-- BEGIN EXTRACTED INFORMATION --
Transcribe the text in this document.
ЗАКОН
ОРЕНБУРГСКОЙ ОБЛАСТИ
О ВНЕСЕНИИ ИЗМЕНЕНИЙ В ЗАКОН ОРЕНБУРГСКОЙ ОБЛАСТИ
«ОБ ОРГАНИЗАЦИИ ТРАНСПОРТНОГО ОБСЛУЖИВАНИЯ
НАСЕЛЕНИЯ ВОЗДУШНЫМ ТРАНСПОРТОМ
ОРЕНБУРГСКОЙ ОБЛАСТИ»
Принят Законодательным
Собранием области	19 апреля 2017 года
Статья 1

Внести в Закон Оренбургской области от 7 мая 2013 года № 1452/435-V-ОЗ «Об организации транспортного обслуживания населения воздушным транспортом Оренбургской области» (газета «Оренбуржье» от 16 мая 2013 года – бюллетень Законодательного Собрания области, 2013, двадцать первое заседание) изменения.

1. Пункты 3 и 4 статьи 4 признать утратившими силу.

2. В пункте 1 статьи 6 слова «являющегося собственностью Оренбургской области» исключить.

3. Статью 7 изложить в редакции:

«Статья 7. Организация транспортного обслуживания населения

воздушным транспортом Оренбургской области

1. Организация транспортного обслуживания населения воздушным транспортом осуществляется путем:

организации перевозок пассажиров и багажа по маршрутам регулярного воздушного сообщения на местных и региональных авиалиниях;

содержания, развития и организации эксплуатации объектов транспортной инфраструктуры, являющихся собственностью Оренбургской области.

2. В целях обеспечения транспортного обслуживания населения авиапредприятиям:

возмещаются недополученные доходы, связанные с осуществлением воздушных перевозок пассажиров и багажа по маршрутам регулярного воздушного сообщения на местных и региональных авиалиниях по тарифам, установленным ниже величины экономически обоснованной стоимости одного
-- END EXTRACTED INFORMATION --
TASK BRIEF: Repeat the material in full, exactly as it stands.

SOLUTION TO THE EXERCISE:
Transcribe the text in this document.
ЗАКОН
ОРЕНБУРГСКОЙ ОБЛАСТИ
О ВНЕСЕНИИ ИЗМЕНЕНИЙ В ЗАКОН ОРЕНБУРГСКОЙ ОБЛАСТИ
«ОБ ОРГАНИЗАЦИИ ТРАНСПОРТНОГО ОБСЛУЖИВАНИЯ
НАСЕЛЕНИЯ ВОЗДУШНЫМ ТРАНСПОРТОМ
ОРЕНБУРГСКОЙ ОБЛАСТИ»
Принят Законодательным
Собранием области	19 апреля 2017 года
Статья 1

Внести в Закон Оренбургской области от 7 мая 2013 года № 1452/435-V-ОЗ «Об организации транспортного обслуживания населения воздушным транспортом Оренбургской области» (газета «Оренбуржье» от 16 мая 2013 года – бюллетень Законодательного Собрания области, 2013, двадцать первое заседание) изменения.

1. Пункты 3 и 4 статьи 4 признать утратившими силу.

2. В пункте 1 статьи 6 слова «являющегося собственностью Оренбургской области» исключить.

3. Статью 7 изложить в редакции:

«Статья 7. Организация транспортного обслуживания населения

воздушным транспортом Оренбургской области

1. Организация транспортного обслуживания населения воздушным транспортом осуществляется путем:

организации перевозок пассажиров и багажа по маршрутам регулярного воздушного сообщения на местных и региональных авиалиниях;

содержания, развития и организации эксплуатации объектов транспортной инфраструктуры, являющихся собственностью Оренбургской области.

2. В целях обеспечения транспортного обслуживания населения авиапредприятиям:

возмещаются недополученные доходы, связанные с осуществлением воздушных перевозок пассажиров и багажа по маршрутам регулярного воздушного сообщения на местных и региональных авиалиниях по тарифам, установленным ниже величины экономически обоснованной стоимости одного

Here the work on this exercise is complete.